Filter the records for lines holding the string "männlich".

※

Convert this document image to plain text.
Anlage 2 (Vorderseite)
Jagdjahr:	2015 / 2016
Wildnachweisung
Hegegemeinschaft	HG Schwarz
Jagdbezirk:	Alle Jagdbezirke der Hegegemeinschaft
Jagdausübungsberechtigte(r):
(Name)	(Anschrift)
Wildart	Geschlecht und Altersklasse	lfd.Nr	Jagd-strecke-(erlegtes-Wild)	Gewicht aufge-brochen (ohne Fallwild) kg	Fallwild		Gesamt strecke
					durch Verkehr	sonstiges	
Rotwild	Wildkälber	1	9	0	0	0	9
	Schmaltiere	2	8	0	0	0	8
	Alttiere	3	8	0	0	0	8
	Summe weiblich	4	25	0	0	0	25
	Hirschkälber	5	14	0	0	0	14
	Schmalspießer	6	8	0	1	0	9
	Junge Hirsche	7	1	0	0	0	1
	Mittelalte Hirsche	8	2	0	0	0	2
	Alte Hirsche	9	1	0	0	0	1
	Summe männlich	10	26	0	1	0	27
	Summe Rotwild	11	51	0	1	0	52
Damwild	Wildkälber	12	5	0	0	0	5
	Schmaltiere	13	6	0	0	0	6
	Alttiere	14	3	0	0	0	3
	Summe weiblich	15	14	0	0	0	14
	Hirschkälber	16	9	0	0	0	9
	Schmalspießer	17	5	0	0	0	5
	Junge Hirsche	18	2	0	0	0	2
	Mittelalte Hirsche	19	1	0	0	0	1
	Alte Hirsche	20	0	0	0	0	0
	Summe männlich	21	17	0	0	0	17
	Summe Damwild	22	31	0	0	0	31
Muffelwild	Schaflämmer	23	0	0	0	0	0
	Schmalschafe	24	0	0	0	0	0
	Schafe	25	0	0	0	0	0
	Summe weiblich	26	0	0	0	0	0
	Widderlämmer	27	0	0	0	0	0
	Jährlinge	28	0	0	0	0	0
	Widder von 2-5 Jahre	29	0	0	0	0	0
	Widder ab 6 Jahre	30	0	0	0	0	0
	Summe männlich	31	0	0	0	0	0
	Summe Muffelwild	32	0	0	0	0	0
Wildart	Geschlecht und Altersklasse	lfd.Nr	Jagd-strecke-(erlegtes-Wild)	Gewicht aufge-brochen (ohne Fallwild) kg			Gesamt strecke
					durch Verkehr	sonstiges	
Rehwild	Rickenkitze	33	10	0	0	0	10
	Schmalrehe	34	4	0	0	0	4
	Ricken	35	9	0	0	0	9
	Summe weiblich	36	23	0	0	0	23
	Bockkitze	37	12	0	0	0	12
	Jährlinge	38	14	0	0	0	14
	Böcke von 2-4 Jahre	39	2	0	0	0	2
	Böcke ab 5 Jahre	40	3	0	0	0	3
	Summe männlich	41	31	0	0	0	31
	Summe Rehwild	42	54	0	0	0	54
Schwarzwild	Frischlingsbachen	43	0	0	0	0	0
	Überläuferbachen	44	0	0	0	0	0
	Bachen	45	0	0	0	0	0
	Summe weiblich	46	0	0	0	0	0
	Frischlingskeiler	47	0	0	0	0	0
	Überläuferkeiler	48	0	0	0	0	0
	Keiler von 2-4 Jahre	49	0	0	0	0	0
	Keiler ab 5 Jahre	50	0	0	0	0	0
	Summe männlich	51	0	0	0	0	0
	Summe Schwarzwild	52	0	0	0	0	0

※

**Reply to the task:**
	Summe männlich	10	26	0	1	0	27
	Summe männlich	21	17	0	0	0	17
	Summe männlich	31	0	0	0	0	0
	Summe männlich	41	31	0	0	0	31
	Summe männlich	51	0	0	0	0	0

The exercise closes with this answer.